— start of Data in this exercise —
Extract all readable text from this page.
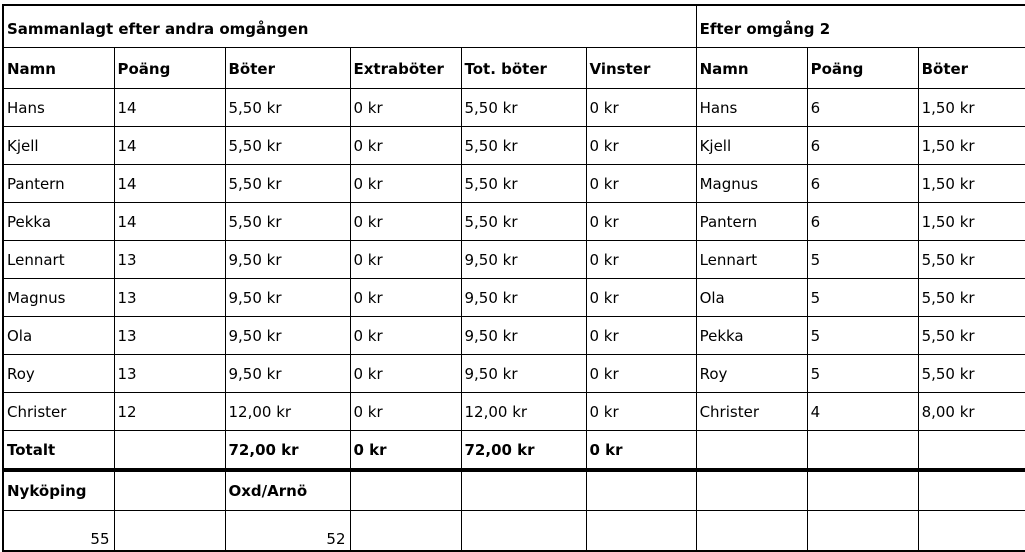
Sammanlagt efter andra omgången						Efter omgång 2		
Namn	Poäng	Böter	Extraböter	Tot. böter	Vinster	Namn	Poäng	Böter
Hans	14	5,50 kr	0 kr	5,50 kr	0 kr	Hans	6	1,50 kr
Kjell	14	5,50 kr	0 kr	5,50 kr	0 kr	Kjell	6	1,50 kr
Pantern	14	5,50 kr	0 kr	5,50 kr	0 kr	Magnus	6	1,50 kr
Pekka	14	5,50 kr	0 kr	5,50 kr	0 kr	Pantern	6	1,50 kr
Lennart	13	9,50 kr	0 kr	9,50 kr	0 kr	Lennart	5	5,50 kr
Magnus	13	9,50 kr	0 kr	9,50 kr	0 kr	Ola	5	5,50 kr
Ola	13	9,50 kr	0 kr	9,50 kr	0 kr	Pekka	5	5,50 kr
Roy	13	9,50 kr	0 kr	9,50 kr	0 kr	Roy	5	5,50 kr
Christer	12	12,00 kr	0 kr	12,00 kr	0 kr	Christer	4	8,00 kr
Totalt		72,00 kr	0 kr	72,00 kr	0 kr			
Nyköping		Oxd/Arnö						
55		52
— end of Data in this exercise —
Task prompt. Tally the lines of the material above that contain the word "Pantern" and report the total alone.

Answer below. 2